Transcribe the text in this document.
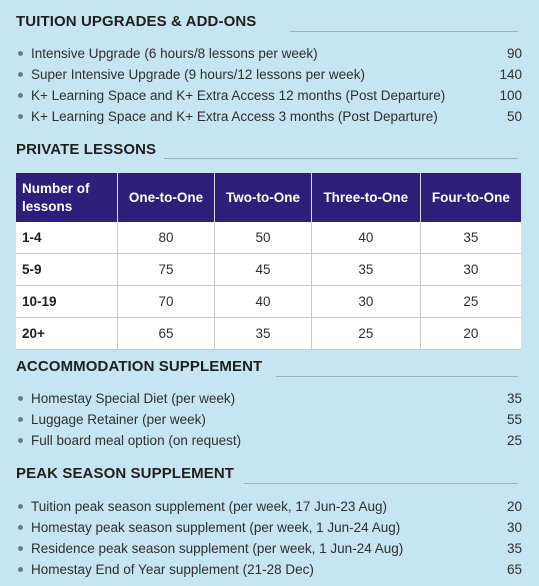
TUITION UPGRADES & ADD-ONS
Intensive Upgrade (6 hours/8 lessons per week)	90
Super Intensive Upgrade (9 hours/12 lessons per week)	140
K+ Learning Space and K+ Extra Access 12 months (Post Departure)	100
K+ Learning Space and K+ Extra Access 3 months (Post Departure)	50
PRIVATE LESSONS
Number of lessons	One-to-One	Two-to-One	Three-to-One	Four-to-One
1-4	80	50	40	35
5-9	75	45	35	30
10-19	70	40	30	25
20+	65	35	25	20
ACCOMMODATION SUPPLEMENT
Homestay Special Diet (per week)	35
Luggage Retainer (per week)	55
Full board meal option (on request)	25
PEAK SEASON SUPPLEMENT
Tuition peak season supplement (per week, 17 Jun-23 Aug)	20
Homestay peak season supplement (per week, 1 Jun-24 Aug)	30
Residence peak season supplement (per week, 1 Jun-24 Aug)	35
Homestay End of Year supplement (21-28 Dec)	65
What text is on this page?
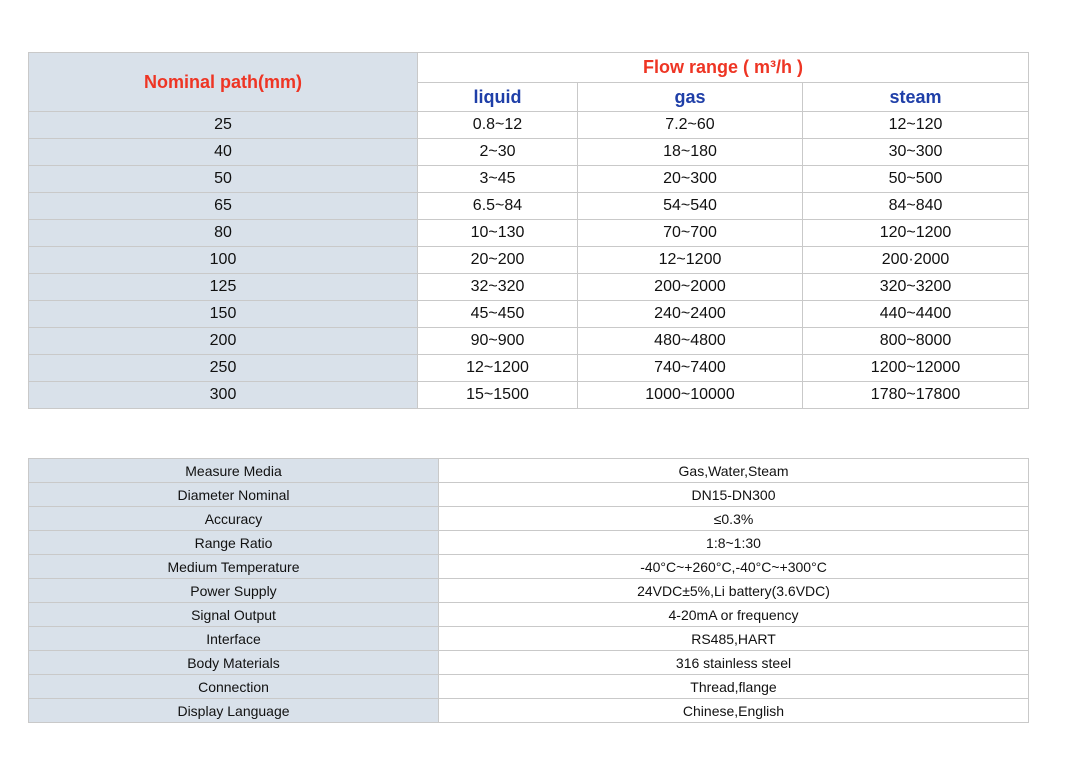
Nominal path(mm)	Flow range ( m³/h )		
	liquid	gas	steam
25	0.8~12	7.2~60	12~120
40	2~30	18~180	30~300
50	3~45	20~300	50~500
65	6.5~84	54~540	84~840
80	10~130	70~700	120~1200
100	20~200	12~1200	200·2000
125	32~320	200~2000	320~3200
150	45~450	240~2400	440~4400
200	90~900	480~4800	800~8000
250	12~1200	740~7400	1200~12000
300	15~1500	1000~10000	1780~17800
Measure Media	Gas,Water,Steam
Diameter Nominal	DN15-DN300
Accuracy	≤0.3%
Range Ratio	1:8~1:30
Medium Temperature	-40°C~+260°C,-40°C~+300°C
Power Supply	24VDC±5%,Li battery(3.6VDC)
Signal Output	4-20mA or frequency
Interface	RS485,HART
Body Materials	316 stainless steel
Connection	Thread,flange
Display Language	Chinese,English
· · · · ·
## Instructions to follow
Your task is to quote exactly the lines from the one with "What text is on this page?" through the end of the material, both included, without reproducing any pictures.

## Response
What text is on this page?
Nominal path(mm)	Flow range ( m³/h )		
	liquid	gas	steam
25	0.8~12	7.2~60	12~120
40	2~30	18~180	30~300
50	3~45	20~300	50~500
65	6.5~84	54~540	84~840
80	10~130	70~700	120~1200
100	20~200	12~1200	200·2000
125	32~320	200~2000	320~3200
150	45~450	240~2400	440~4400
200	90~900	480~4800	800~8000
250	12~1200	740~7400	1200~12000
300	15~1500	1000~10000	1780~17800
Measure Media	Gas,Water,Steam
Diameter Nominal	DN15-DN300
Accuracy	≤0.3%
Range Ratio	1:8~1:30
Medium Temperature	-40°C~+260°C,-40°C~+300°C
Power Supply	24VDC±5%,Li battery(3.6VDC)
Signal Output	4-20mA or frequency
Interface	RS485,HART
Body Materials	316 stainless steel
Connection	Thread,flange
Display Language	Chinese,English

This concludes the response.